▸ Work to be completed: Give every line again exactly as it appears, please, but not the pictures.

[Begin]

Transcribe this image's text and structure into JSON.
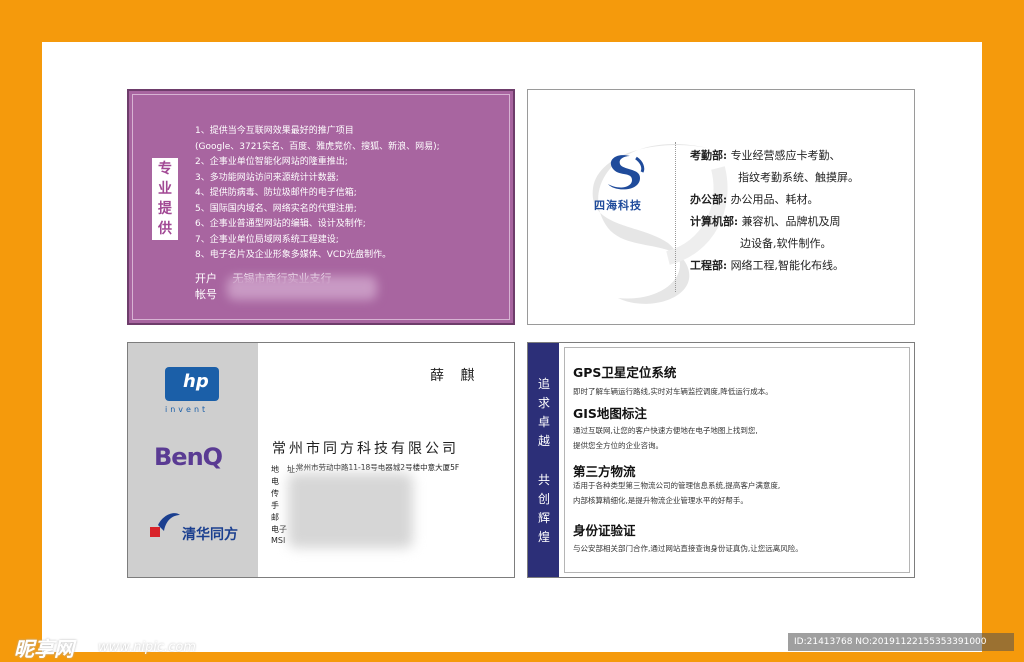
{
  "colors": {
    "background": "#f59a0c",
    "card1": "#a865a0",
    "band": "#2c2f78",
    "brand_blue": "#1f4b9b"
  },
  "card1": {
    "vertical_label": [
      "专",
      "业",
      "提",
      "供"
    ],
    "items": [
      "1、提供当今互联网效果最好的推广项目",
      "(Google、3721实名、百度、雅虎竞价、搜狐、新浪、网易);",
      "2、企事业单位智能化网站的隆重推出;",
      "3、多功能网站访问来源统计计数器;",
      "4、提供防病毒、防垃圾邮件的电子信箱;",
      "5、国际国内域名、网络实名的代理注册;",
      "6、企事业普通型网站的编辑、设计及制作;",
      "7、企事业单位局域网系统工程建设;",
      "8、电子名片及企业形象多媒体、VCD光盘制作。"
    ],
    "bank_label": "开户",
    "bank_value": "无锡市商行实业支行",
    "account_label": "帐号"
  },
  "card2": {
    "company_name": "四海科技",
    "departments": [
      {
        "name": "考勤部:",
        "lines": [
          "专业经营感应卡考勤、",
          "指纹考勤系统、触摸屏。"
        ]
      },
      {
        "name": "办公部:",
        "lines": [
          "办公用品、耗材。"
        ]
      },
      {
        "name": "计算机部:",
        "lines": [
          "兼容机、品牌机及周",
          "边设备,软件制作。"
        ]
      },
      {
        "name": "工程部:",
        "lines": [
          "网络工程,智能化布线。"
        ]
      }
    ]
  },
  "card3": {
    "hp_logo": "hp",
    "hp_tagline": "invent",
    "benq_logo": "BenQ",
    "tsinghua_logo": "清华同方",
    "person": "薛 麒",
    "company": "常州市同方科技有限公司",
    "address_label": "地　址:",
    "address_value": "常州市劳动中路11-18号电器城2号楼中意大厦5F",
    "field_labels": [
      "电",
      "传",
      "手",
      "邮",
      "电子",
      "MSI"
    ]
  },
  "card4": {
    "vertical_text_1": [
      "追",
      "求",
      "卓",
      "越"
    ],
    "vertical_text_2": [
      "共",
      "创",
      "辉",
      "煌"
    ],
    "sections": [
      {
        "title": "GPS卫星定位系统",
        "desc": [
          "即时了解车辆运行路线,实时对车辆监控调度,降低运行成本。"
        ]
      },
      {
        "title": "GIS地图标注",
        "desc": [
          "通过互联网,让您的客户快速方便地在电子地图上找到您,",
          "提供您全方位的企业咨询。"
        ]
      },
      {
        "title": "第三方物流",
        "desc": [
          "适用于各种类型第三物流公司的管理信息系统,提高客户满意度,",
          "内部核算精细化,是提升物流企业管理水平的好帮手。"
        ]
      },
      {
        "title": "身份证验证",
        "desc": [
          "与公安部相关部门合作,通过网站直接查询身份证真伪,让您远离风险。"
        ]
      }
    ]
  },
  "watermark": {
    "brand": "昵享网",
    "url": "www.nipic.com",
    "id_text": "ID:21413768 NO:20191122155353391000"
  }
}
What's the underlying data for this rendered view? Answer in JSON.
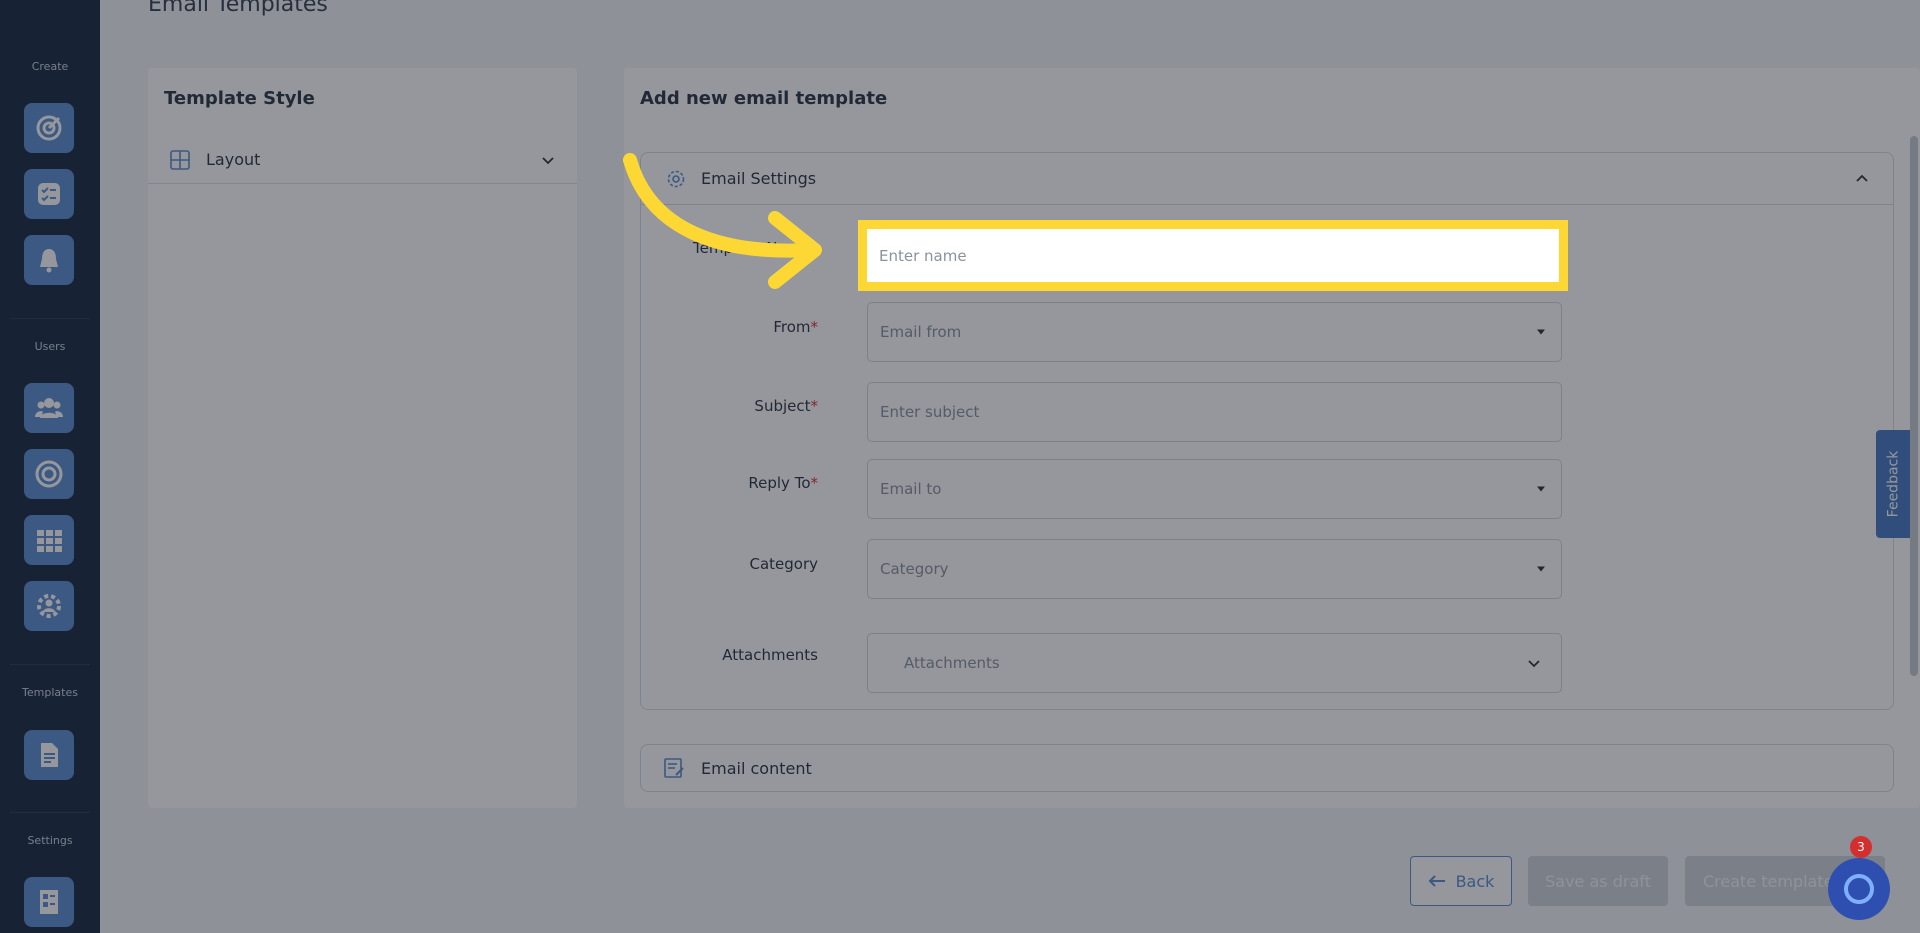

[End]

▸ Result:
Transcribe this image's text and structure into JSON.
{
  "colors": {
    "background": "#f59a0c",
    "card1": "#a865a0",
    "band": "#2c2f78",
    "brand_blue": "#1f4b9b"
  },
  "card1": {
    "vertical_label": [
      "专",
      "业",
      "提",
      "供"
    ],
    "items": [
      "1、提供当今互联网效果最好的推广项目",
      "(Google、3721实名、百度、雅虎竞价、搜狐、新浪、网易);",
      "2、企事业单位智能化网站的隆重推出;",
      "3、多功能网站访问来源统计计数器;",
      "4、提供防病毒、防垃圾邮件的电子信箱;",
      "5、国际国内域名、网络实名的代理注册;",
      "6、企事业普通型网站的编辑、设计及制作;",
      "7、企事业单位局域网系统工程建设;",
      "8、电子名片及企业形象多媒体、VCD光盘制作。"
    ],
    "bank_label": "开户",
    "bank_value": "无锡市商行实业支行",
    "account_label": "帐号"
  },
  "card2": {
    "company_name": "四海科技",
    "departments": [
      {
        "name": "考勤部:",
        "lines": [
          "专业经营感应卡考勤、",
          "指纹考勤系统、触摸屏。"
        ]
      },
      {
        "name": "办公部:",
        "lines": [
          "办公用品、耗材。"
        ]
      },
      {
        "name": "计算机部:",
        "lines": [
          "兼容机、品牌机及周",
          "边设备,软件制作。"
        ]
      },
      {
        "name": "工程部:",
        "lines": [
          "网络工程,智能化布线。"
        ]
      }
    ]
  },
  "card3": {
    "hp_logo": "hp",
    "hp_tagline": "invent",
    "benq_logo": "BenQ",
    "tsinghua_logo": "清华同方",
    "person": "薛 麒",
    "company": "常州市同方科技有限公司",
    "address_label": "地　址:",
    "address_value": "常州市劳动中路11-18号电器城2号楼中意大厦5F",
    "field_labels": [
      "电",
      "传",
      "手",
      "邮",
      "电子",
      "MSI"
    ]
  },
  "card4": {
    "vertical_text_1": [
      "追",
      "求",
      "卓",
      "越"
    ],
    "vertical_text_2": [
      "共",
      "创",
      "辉",
      "煌"
    ],
    "sections": [
      {
        "title": "GPS卫星定位系统",
        "desc": [
          "即时了解车辆运行路线,实时对车辆监控调度,降低运行成本。"
        ]
      },
      {
        "title": "GIS地图标注",
        "desc": [
          "通过互联网,让您的客户快速方便地在电子地图上找到您,",
          "提供您全方位的企业咨询。"
        ]
      },
      {
        "title": "第三方物流",
        "desc": [
          "适用于各种类型第三物流公司的管理信息系统,提高客户满意度,",
          "内部核算精细化,是提升物流企业管理水平的好帮手。"
        ]
      },
      {
        "title": "身份证验证",
        "desc": [
          "与公安部相关部门合作,通过网站直接查询身份证真伪,让您远离风险。"
        ]
      }
    ]
  },
  "watermark": {
    "brand": "昵享网",
    "url": "www.nipic.com",
    "id_text": "ID:21413768 NO:20191122155353391000"
  }
}
What's the underlying data for this rendered view? Answer in JSON.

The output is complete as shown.